*What is required*
Return all the data, word for word.

*Dataset rows*
------------------------------------------------

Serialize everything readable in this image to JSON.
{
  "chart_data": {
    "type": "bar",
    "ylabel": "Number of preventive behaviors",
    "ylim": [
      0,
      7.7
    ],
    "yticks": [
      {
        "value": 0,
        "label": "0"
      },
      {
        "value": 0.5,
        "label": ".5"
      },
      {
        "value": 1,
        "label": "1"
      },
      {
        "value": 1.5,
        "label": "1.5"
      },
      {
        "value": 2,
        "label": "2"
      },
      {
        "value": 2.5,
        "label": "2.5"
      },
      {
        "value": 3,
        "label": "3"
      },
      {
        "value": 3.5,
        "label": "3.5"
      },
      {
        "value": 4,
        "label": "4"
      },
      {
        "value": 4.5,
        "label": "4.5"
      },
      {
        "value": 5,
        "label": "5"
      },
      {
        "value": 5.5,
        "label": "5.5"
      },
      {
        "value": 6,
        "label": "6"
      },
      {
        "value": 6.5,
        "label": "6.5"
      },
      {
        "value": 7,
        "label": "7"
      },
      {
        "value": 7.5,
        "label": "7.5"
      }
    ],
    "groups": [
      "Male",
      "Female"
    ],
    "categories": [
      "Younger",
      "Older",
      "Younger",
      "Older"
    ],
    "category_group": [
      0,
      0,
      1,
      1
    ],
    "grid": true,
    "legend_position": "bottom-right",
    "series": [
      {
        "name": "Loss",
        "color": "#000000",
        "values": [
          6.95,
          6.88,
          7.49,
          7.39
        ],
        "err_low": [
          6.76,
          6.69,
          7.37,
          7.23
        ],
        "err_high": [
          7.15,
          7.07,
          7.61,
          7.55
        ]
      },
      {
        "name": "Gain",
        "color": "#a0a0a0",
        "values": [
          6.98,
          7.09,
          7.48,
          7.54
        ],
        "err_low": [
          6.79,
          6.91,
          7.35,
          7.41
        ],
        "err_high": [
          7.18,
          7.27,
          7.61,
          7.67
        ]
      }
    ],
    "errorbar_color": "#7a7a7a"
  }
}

------------------------------------------------

*Exercise output*
Serialize everything readable in this image to JSON.
{
  "chart_data": {
    "type": "bar",
    "ylabel": "Number of preventive behaviors",
    "ylim": [
      0,
      7.7
    ],
    "yticks": [
      {
        "value": 0,
        "label": "0"
      },
      {
        "value": 0.5,
        "label": ".5"
      },
      {
        "value": 1,
        "label": "1"
      },
      {
        "value": 1.5,
        "label": "1.5"
      },
      {
        "value": 2,
        "label": "2"
      },
      {
        "value": 2.5,
        "label": "2.5"
      },
      {
        "value": 3,
        "label": "3"
      },
      {
        "value": 3.5,
        "label": "3.5"
      },
      {
        "value": 4,
        "label": "4"
      },
      {
        "value": 4.5,
        "label": "4.5"
      },
      {
        "value": 5,
        "label": "5"
      },
      {
        "value": 5.5,
        "label": "5.5"
      },
      {
        "value": 6,
        "label": "6"
      },
      {
        "value": 6.5,
        "label": "6.5"
      },
      {
        "value": 7,
        "label": "7"
      },
      {
        "value": 7.5,
        "label": "7.5"
      }
    ],
    "groups": [
      "Male",
      "Female"
    ],
    "categories": [
      "Younger",
      "Older",
      "Younger",
      "Older"
    ],
    "category_group": [
      0,
      0,
      1,
      1
    ],
    "grid": true,
    "legend_position": "bottom-right",
    "series": [
      {
        "name": "Loss",
        "color": "#000000",
        "values": [
          6.95,
          6.88,
          7.49,
          7.39
        ],
        "err_low": [
          6.76,
          6.69,
          7.37,
          7.23
        ],
        "err_high": [
          7.15,
          7.07,
          7.61,
          7.55
        ]
      },
      {
        "name": "Gain",
        "color": "#a0a0a0",
        "values": [
          6.98,
          7.09,
          7.48,
          7.54
        ],
        "err_low": [
          6.79,
          6.91,
          7.35,
          7.41
        ],
        "err_high": [
          7.18,
          7.27,
          7.61,
          7.67
        ]
      }
    ],
    "errorbar_color": "#7a7a7a"
  }
}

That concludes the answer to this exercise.